__Recorded data__.
⟨

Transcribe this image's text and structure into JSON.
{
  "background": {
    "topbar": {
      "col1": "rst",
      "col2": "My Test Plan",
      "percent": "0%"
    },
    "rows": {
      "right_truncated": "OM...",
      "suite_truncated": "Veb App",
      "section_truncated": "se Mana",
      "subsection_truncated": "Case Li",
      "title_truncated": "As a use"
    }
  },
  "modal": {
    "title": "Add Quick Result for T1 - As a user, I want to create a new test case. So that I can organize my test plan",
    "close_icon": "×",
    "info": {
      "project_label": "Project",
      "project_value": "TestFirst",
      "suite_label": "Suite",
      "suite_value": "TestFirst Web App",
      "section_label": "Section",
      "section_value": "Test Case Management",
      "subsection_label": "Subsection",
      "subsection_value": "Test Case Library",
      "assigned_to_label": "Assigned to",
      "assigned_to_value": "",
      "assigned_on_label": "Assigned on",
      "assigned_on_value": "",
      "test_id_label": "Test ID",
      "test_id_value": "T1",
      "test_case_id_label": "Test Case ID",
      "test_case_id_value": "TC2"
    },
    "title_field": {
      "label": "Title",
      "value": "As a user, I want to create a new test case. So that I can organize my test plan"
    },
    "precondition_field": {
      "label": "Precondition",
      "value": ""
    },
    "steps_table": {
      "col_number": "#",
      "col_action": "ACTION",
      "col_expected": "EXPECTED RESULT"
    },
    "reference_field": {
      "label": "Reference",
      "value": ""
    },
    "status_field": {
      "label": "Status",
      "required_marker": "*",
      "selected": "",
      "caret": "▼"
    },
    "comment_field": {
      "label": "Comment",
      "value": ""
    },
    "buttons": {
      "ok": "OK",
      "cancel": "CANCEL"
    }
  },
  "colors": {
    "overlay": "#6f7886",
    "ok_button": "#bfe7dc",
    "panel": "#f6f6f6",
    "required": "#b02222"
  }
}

⟩

__Exercise details__.
Gather each line that holds "want".

__Answer below__.
    "title": "Add Quick Result for T1 - As a user, I want to create a new test case. So that I can organize my test plan",
      "value": "As a user, I want to create a new test case. So that I can organize my test plan"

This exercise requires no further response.